Working data:
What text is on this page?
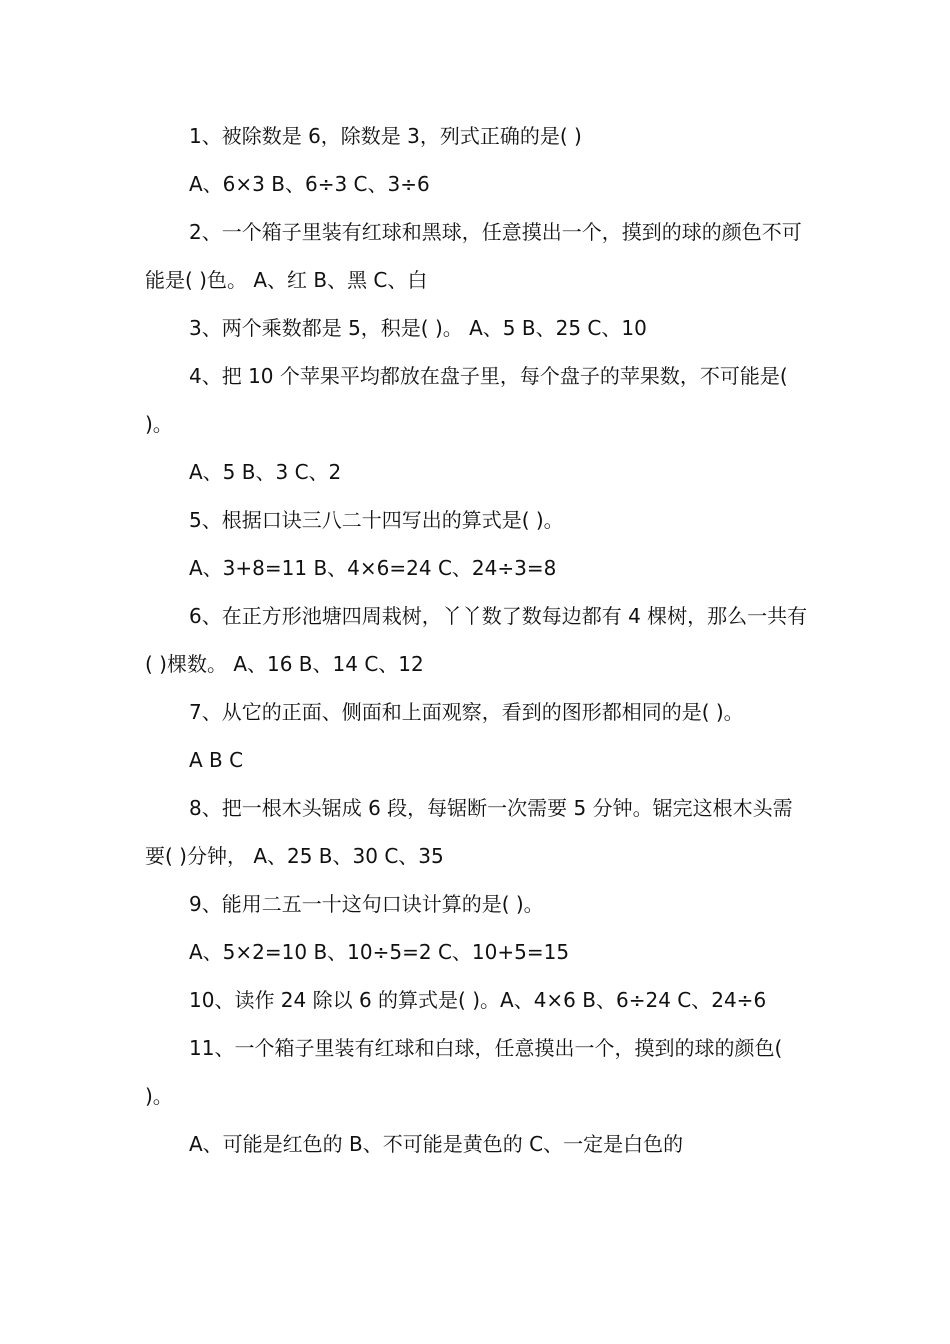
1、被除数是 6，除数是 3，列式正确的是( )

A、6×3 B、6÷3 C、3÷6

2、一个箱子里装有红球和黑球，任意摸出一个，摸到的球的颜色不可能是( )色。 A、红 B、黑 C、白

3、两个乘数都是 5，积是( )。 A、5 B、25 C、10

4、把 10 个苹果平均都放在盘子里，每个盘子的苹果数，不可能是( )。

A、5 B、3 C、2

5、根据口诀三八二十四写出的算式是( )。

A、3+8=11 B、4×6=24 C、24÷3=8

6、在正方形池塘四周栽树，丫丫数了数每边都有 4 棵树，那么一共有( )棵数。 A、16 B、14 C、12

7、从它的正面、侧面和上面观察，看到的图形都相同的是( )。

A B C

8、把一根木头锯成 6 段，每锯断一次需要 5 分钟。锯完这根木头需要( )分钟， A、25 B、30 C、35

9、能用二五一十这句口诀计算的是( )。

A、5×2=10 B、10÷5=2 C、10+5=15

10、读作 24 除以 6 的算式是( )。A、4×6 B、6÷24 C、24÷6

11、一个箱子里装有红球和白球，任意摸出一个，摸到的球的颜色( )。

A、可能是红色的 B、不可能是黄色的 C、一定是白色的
---
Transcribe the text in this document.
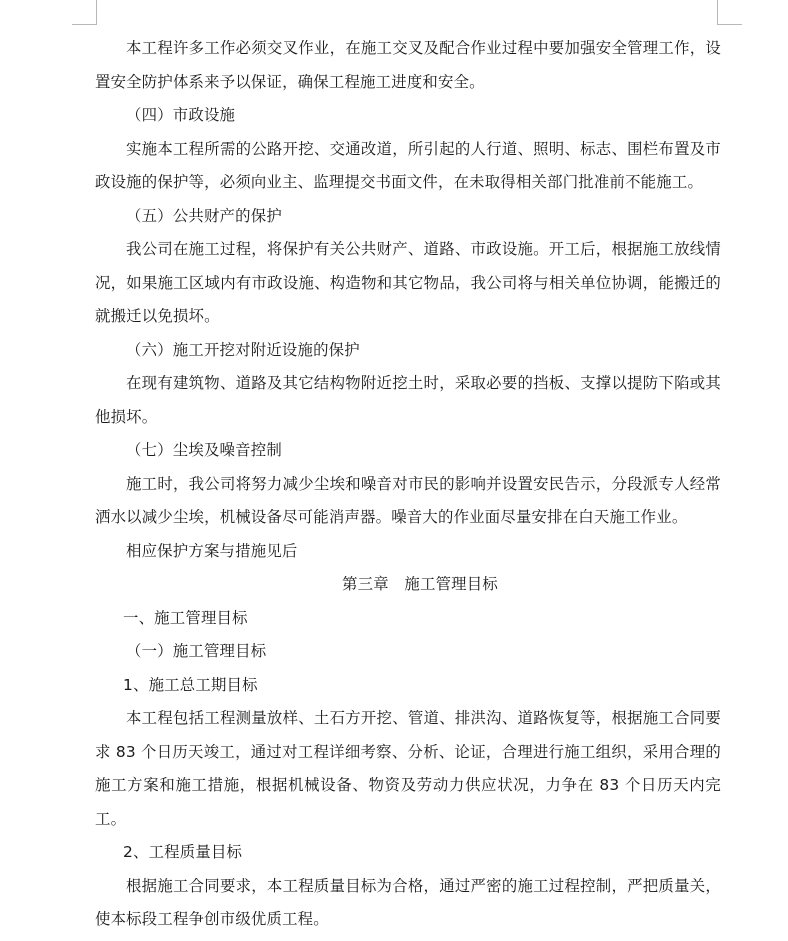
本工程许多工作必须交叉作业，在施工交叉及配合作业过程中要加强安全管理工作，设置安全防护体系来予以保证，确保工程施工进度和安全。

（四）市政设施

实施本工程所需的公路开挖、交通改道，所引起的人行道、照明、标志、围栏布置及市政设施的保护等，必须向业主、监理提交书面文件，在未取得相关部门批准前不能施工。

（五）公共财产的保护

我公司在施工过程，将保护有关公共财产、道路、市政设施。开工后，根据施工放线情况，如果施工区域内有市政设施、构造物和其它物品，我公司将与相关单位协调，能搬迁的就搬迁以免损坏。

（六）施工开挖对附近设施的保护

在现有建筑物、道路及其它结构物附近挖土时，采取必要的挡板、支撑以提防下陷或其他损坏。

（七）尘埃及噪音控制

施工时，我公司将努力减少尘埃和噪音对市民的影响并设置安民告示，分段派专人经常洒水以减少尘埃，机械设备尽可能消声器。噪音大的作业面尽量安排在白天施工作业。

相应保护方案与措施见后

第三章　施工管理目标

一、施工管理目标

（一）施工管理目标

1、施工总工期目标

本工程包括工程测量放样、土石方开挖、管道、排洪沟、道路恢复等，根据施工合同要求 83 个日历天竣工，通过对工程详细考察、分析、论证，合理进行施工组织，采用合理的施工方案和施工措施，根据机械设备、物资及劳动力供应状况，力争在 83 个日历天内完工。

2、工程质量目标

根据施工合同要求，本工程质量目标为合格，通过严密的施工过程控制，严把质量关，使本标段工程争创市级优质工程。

Stated problem: Which lines hold the string "text"? Copy all of them from the data above.

Completed task:
What text is on this page?
Transcribe the text in this document.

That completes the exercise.